Song by Counting Crows

from the album Saturday Nights & Sunday Mornings
- Released: March 25, 2008
- Genre: Alternative rock
- Length: 3:50
- Label: Geffen
- Composer(s): Dan Vickrey, Adam Duritz
- Lyricist(s): Adam Duritz
- Producer(s): Gil Norton

= Hanging Tree (Counting Crows song) =

"Hanging Tree" is the second track on Counting Crows' 2008 album Saturday Nights & Sunday Mornings.

==Song Meaning==

Duritz has cited in interviews that the angst he felt not being around his grandmother for a long time due to frequent touring, up until her death while he was in Perth, Australia, inspired this song:

In the last five years of her life I barely saw her because I was always working. She didn't recognize me. To her I was this fat, hairy, bearded guy with dreadlocks. I think I scared her some of the time. And then it was too late...

...It's about losing that girl. It's a snapshot about when I am very much in love but I know I have to leave ... I wasn't good at being caring. It was a lot to handle me. I was 10,000 miles away and I wasn't there for her.

● Given information:
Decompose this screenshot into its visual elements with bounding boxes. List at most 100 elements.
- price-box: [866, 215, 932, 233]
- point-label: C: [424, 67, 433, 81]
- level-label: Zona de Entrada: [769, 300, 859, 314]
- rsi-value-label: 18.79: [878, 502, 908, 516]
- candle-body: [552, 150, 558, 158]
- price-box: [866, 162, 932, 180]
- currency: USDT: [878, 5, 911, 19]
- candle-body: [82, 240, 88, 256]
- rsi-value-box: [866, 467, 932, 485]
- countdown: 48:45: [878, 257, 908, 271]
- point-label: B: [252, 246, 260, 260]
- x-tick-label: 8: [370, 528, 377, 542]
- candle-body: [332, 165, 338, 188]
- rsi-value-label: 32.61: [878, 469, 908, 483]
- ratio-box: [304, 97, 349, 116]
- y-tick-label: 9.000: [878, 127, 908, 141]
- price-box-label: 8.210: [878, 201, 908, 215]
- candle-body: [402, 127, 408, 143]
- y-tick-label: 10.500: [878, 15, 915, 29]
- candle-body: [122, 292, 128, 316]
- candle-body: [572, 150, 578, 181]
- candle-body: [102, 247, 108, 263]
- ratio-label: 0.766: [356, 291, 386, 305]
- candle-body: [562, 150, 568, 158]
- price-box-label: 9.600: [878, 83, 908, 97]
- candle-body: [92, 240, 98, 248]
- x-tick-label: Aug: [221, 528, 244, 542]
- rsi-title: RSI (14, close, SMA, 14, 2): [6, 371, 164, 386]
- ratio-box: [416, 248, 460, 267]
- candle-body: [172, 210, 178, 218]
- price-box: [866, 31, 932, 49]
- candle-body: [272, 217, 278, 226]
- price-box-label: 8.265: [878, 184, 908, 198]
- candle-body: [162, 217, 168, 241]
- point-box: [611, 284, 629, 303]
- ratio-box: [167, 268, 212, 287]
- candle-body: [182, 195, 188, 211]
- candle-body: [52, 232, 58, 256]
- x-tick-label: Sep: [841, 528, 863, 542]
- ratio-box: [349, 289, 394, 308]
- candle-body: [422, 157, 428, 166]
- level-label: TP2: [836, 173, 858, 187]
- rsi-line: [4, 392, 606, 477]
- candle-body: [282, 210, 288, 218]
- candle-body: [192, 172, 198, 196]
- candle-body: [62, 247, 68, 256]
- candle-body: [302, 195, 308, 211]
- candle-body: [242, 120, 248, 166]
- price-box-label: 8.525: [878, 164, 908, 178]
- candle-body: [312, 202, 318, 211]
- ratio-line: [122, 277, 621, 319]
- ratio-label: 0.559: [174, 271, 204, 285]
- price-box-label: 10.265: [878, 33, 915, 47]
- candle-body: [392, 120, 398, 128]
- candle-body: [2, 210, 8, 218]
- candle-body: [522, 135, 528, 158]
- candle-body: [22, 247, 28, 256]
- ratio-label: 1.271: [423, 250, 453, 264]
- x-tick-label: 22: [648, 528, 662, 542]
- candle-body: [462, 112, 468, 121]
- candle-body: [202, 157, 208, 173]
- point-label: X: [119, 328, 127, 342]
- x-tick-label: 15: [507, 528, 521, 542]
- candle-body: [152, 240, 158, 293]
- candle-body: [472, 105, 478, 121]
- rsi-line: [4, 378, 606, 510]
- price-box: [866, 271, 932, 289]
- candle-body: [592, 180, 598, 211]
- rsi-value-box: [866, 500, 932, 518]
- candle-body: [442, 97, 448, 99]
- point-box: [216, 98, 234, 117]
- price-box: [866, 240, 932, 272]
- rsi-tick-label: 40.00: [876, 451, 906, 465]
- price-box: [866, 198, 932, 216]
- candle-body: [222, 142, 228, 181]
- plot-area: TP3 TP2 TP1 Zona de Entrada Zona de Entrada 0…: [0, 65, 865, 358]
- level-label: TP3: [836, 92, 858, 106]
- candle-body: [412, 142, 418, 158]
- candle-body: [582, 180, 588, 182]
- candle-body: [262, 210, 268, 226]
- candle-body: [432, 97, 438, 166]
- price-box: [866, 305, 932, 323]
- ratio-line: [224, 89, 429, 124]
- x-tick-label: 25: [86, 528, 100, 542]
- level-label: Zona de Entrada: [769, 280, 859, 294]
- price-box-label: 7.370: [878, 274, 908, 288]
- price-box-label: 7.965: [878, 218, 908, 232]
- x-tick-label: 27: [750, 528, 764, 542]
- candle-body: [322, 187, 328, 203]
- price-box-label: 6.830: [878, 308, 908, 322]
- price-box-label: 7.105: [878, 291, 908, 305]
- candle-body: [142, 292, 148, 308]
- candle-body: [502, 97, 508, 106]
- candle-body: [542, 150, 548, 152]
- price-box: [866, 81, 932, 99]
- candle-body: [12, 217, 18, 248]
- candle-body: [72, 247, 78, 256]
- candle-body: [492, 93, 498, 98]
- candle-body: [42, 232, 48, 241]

● Work task A:
Answer these questions about the "Hanging Tree" song text:
(i) Who produced the song?
(ii) Which track number is the song on its album?
(iii) In what city was Duritz when his grandmother died?
● Work task B: Continue the "Hanging Tree" song text from where it stops.

● Result A:
(i) Gil Norton
(ii) The second track
(iii) Perth, Australia

● Result B:
— 30px, 30px

Duritz explained in an April 2008 interview the broader meaning of the song:

‘Hanging Tree’ is about looking in a very banal way. Sitting in a cafeteria with someone and losing your connection with someone in a very angry way in the most banal conversations in a cafeteria.
— 30px, 30px

As with the tracks "Sundays" and "Insignificant", imagery pertaining to the Greek myth of Icarus appears in the song, specifically in the lyric: "I got a pair of wings for my birthday and I'll fall down through the sun this evening."

Duritz reportedly preferred having either this song or "When I Dream of Michelangelo" released as the lead single, as he believed either one of those tracks better represented the album as a whole thematically, in contrast to "You Can't Count on Me".